▶ **PROBLEM TO WORK ON**
Identify each line in the records below that contains the word "image", and copy it.

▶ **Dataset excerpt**
——

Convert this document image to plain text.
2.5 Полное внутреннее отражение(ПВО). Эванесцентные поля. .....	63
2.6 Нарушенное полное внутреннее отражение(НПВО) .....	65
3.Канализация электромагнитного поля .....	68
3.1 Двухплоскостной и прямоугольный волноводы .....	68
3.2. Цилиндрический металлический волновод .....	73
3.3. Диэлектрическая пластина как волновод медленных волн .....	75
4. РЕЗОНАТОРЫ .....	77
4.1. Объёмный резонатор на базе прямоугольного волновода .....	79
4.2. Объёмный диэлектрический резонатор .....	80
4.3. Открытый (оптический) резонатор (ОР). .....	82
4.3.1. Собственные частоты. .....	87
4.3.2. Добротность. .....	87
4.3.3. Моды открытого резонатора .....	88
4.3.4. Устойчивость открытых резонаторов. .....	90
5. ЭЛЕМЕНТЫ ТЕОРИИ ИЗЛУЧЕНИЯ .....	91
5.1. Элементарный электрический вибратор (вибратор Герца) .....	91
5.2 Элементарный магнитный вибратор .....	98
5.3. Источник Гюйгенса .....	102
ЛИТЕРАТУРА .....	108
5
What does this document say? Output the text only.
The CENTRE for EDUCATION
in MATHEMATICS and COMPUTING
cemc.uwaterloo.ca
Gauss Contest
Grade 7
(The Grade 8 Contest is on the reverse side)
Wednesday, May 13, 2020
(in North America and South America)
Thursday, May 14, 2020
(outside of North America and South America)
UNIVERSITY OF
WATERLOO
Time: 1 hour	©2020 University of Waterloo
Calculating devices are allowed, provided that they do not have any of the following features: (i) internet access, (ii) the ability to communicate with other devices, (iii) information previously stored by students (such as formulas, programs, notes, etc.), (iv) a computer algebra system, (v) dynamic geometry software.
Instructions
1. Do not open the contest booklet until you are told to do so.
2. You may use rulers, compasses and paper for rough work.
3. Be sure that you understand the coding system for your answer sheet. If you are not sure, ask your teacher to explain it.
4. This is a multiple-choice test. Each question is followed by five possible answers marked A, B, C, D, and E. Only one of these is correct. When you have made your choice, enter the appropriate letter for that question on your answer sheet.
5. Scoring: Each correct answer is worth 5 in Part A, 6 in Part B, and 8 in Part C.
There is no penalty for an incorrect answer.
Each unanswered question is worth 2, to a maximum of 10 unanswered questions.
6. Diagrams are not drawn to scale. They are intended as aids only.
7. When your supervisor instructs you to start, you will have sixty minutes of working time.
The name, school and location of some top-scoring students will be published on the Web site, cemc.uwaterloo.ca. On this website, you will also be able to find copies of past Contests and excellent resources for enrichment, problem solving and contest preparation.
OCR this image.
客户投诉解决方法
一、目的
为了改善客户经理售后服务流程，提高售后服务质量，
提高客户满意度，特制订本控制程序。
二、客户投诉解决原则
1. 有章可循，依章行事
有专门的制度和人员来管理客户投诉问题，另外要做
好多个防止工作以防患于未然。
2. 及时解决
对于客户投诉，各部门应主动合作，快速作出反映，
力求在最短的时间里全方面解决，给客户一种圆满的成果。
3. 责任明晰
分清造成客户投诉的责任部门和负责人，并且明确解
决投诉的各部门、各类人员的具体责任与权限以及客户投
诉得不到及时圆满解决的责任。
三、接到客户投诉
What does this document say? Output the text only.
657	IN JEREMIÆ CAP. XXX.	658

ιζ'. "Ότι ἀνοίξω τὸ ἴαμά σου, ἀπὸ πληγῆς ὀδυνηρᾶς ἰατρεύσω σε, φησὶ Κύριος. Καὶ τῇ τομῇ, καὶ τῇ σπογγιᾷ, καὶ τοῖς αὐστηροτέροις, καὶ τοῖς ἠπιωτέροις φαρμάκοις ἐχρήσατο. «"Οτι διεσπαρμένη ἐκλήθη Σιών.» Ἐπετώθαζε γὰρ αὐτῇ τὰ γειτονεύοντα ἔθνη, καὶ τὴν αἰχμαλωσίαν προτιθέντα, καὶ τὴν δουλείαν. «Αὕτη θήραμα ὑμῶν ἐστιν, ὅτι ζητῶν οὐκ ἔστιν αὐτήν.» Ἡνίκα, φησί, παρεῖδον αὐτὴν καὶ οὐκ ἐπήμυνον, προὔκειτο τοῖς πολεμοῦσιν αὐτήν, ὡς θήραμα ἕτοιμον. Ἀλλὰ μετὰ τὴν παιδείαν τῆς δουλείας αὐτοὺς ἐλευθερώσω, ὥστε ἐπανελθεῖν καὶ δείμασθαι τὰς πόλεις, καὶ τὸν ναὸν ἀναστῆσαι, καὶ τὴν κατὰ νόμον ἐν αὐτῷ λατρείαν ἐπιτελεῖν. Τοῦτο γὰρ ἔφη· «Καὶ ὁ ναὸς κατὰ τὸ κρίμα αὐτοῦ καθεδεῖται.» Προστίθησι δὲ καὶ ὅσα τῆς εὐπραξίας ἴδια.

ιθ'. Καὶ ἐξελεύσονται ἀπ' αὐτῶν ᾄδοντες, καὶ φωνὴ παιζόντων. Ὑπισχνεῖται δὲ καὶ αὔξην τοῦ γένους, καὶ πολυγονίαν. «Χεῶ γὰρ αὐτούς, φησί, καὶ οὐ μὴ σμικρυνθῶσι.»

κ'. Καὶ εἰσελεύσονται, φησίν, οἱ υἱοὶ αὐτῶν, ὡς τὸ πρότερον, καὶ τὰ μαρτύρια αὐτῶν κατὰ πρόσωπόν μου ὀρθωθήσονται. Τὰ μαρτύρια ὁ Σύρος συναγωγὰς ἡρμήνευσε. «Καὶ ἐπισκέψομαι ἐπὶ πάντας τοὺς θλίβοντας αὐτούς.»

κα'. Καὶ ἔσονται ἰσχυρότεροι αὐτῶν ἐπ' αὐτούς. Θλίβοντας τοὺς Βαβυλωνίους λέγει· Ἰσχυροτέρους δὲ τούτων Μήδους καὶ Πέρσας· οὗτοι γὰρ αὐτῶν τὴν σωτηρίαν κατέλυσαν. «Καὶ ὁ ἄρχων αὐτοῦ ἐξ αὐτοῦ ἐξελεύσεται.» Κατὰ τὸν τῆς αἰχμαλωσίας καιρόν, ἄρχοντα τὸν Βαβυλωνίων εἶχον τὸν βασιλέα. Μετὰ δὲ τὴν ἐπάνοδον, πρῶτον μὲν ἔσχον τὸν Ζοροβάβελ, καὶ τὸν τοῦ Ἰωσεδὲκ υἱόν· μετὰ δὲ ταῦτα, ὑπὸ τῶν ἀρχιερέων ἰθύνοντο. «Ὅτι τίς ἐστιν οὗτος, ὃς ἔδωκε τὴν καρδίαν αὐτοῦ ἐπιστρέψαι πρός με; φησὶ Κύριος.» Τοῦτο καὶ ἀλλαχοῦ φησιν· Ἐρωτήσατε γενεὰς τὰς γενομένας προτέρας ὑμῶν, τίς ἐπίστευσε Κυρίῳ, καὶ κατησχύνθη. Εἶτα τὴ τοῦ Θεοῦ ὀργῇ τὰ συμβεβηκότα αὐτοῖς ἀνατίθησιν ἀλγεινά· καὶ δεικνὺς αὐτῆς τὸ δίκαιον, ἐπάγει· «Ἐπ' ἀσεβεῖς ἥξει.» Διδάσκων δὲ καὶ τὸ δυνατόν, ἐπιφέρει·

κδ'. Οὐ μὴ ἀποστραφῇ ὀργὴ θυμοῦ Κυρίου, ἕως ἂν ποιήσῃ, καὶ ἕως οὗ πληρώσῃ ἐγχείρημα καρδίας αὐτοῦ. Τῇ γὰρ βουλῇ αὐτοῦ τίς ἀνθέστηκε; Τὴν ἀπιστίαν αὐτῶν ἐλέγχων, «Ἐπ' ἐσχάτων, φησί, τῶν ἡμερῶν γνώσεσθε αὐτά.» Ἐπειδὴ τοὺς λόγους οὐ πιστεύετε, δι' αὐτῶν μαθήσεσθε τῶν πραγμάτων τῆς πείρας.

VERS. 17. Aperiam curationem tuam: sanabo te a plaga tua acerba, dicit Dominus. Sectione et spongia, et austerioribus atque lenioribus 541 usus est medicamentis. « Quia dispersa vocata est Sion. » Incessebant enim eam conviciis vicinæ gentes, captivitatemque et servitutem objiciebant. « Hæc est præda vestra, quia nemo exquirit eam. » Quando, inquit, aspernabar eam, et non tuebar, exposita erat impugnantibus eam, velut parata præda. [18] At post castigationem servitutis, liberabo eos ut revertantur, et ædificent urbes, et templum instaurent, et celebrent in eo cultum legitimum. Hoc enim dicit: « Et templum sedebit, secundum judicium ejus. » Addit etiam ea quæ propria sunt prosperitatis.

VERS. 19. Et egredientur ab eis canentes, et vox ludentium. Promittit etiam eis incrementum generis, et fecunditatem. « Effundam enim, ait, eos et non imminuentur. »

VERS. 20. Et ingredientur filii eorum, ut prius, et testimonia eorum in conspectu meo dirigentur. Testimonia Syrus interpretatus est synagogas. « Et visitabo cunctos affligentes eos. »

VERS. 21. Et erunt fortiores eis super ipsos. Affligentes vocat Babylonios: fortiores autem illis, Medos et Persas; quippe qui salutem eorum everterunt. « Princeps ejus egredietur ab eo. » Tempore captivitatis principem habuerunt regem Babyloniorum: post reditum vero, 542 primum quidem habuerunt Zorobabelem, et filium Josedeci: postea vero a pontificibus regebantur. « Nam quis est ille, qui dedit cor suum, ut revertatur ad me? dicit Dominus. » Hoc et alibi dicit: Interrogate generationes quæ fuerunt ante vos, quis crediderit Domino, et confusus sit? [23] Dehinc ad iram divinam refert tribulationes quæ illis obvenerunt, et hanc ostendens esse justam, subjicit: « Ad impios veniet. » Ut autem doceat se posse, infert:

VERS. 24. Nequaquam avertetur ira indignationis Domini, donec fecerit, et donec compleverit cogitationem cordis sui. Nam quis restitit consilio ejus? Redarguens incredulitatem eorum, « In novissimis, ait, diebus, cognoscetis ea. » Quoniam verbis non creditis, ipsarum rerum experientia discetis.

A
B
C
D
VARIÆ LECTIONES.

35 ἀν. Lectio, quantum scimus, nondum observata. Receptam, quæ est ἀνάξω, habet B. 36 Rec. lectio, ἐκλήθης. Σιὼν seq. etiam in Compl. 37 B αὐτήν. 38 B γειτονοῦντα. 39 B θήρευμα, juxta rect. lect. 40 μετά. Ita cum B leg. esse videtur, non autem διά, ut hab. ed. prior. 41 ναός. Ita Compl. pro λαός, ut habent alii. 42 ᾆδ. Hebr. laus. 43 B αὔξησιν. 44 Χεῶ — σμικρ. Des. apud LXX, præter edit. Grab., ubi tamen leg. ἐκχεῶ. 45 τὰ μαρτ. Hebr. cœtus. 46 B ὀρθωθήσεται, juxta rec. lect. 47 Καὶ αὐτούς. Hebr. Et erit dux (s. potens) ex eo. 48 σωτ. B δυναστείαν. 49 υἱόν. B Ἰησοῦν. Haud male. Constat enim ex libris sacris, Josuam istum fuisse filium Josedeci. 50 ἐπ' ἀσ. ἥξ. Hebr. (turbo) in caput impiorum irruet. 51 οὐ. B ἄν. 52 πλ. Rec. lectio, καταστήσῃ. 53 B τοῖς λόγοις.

——

▶ **COMPLETE ANSWER**
Convert this document image to plain text.
OCR this image.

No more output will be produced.